Filter these entries down to lines holding "Rankenornament".

(Beginning of EXTRACTED MATERIAL)

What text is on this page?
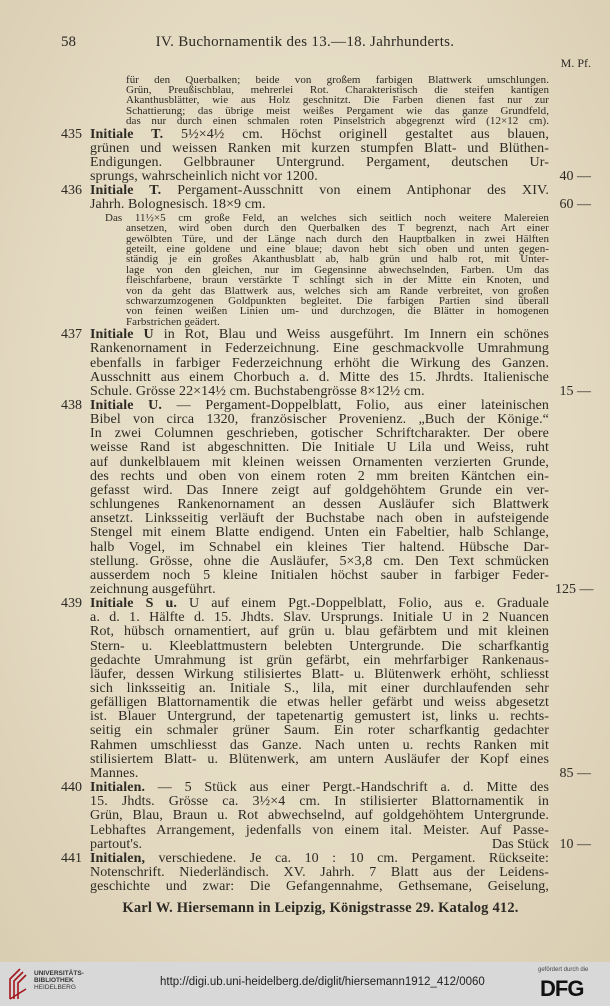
58	IV. Buchornamentik des 13.—18. Jahrhunderts.
M. Pf.
für den Querbalken; beide von großem farbigen Blattwerk umschlungen.
Grün, Preußischblau, mehrerlei Rot. Charakteristisch die steifen kantigen
Akanthusblätter, wie aus Holz geschnitzt. Die Farben dienen fast nur zur
Schattierung; das übrige meist weißes Pergament wie das ganze Grundfeld,
das nur durch einen schmalen roten Pinselstrich abgegrenzt wird (12×12 cm).
435 Initiale T. 5½×4½ cm. Höchst originell gestaltet aus blauen,
grünen und weissen Ranken mit kurzen stumpfen Blatt- und Blüthen-
Endigungen. Gelbbrauner Untergrund. Pergament, deutschen Ur-
sprungs, wahrscheinlich nicht vor 1200.	40 —
436 Initiale T. Pergament-Ausschnitt von einem Antiphonar des XIV.
Jahrh. Bolognesisch. 18×9 cm.	60 —
Das 11½×5 cm große Feld, an welches sich seitlich noch weitere Malereien
ansetzen, wird oben durch den Querbalken des T begrenzt, nach Art einer
gewölbten Türe, und der Länge nach durch den Hauptbalken in zwei Hälften
geteilt, eine goldene und eine blaue; davon hebt sich oben und unten gegen-
ständig je ein großes Akanthusblatt ab, halb grün und halb rot, mit Unter-
lage von den gleichen, nur im Gegensinne abwechselnden, Farben. Um das
fleischfarbene, braun verstärkte T schlingt sich in der Mitte ein Knoten, und
von da geht das Blattwerk aus, welches sich am Rande verbreitet, von großen
schwarzumzogenen Goldpunkten begleitet. Die farbigen Partien sind überall
von feinen weißen Linien um- und durchzogen, die Blätter in homogenen
Farbstrichen geädert.
437 Initiale U in Rot, Blau und Weiss ausgeführt. Im Innern ein schönes
Rankenornament in Federzeichnung. Eine geschmackvolle Umrahmung
ebenfalls in farbiger Federzeichnung erhöht die Wirkung des Ganzen.
Ausschnitt aus einem Chorbuch a. d. Mitte des 15. Jhrdts. Italienische
Schule. Grösse 22×14½ cm. Buchstabengrösse 8×12½ cm.	15 —
438 Initiale U. — Pergament-Doppelblatt, Folio, aus einer lateinischen
Bibel von circa 1320, französischer Provenienz. „Buch der Könige.“
In zwei Columnen geschrieben, gotischer Schriftcharakter. Der obere
weisse Rand ist abgeschnitten. Die Initiale U Lila und Weiss, ruht
auf dunkelblauem mit kleinen weissen Ornamenten verzierten Grunde,
des rechts und oben von einem roten 2 mm breiten Käntchen ein-
gefasst wird. Das Innere zeigt auf goldgehöhtem Grunde ein ver-
schlungenes Rankenornament an dessen Ausläufer sich Blattwerk
ansetzt. Linksseitig verläuft der Buchstabe nach oben in aufsteigende
Stengel mit einem Blatte endigend. Unten ein Fabeltier, halb Schlange,
halb Vogel, im Schnabel ein kleines Tier haltend. Hübsche Dar-
stellung. Grösse, ohne die Ausläufer, 5×3,8 cm. Den Text schmücken
ausserdem noch 5 kleine Initialen höchst sauber in farbiger Feder-
zeichnung ausgeführt.	125 —
439 Initiale S u. U auf einem Pgt.-Doppelblatt, Folio, aus e. Graduale
a. d. 1. Hälfte d. 15. Jhdts. Slav. Ursprungs. Initiale U in 2 Nuancen
Rot, hübsch ornamentiert, auf grün u. blau gefärbtem und mit kleinen
Stern- u. Kleeblattmustern belebten Untergrunde. Die scharfkantig
gedachte Umrahmung ist grün gefärbt, ein mehrfarbiger Rankenaus-
läufer, dessen Wirkung stilisiertes Blatt- u. Blütenwerk erhöht, schliesst
sich linksseitig an. Initiale S., lila, mit einer durchlaufenden sehr
gefälligen Blattornamentik die etwas heller gefärbt und weiss abgesetzt
ist. Blauer Untergrund, der tapetenartig gemustert ist, links u. rechts-
seitig ein schmaler grüner Saum. Ein roter scharfkantig gedachter
Rahmen umschliesst das Ganze. Nach unten u. rechts Ranken mit
stilisiertem Blatt- u. Blütenwerk, am untern Ausläufer der Kopf eines
Mannes.	85 —
440 Initialen. — 5 Stück aus einer Pergt.-Handschrift a. d. Mitte des
15. Jhdts. Grösse ca. 3½×4 cm. In stilisierter Blattornamentik in
Grün, Blau, Braun u. Rot abwechselnd, auf goldgehöhtem Untergrunde.
Lebhaftes Arrangement, jedenfalls von einem ital. Meister. Auf Passe-
partout's.	Das Stück 10 —
441 Initialen, verschiedene. Je ca. 10 : 10 cm. Pergament. Rückseite:
Notenschrift. Niederländisch. XV. Jahrh. 7 Blatt aus der Leidens-
geschichte und zwar: Die Gefangennahme, Gethsemane, Geiselung,
Karl W. Hiersemann in Leipzig, Königstrasse 29. Katalog 412.
UNIVERSITÄTS-
BIBLIOTHEK
HEIDELBERG	http://digi.ub.uni-heidelberg.de/diglit/hiersemann1912_412/0060
gefördert durch die
DFG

(End of EXTRACTED MATERIAL)

ANSWER SPACE:
Rankenornament in Federzeichnung. Eine geschmackvolle Umrahmung
schlungenes Rankenornament an dessen Ausläufer sich Blattwerk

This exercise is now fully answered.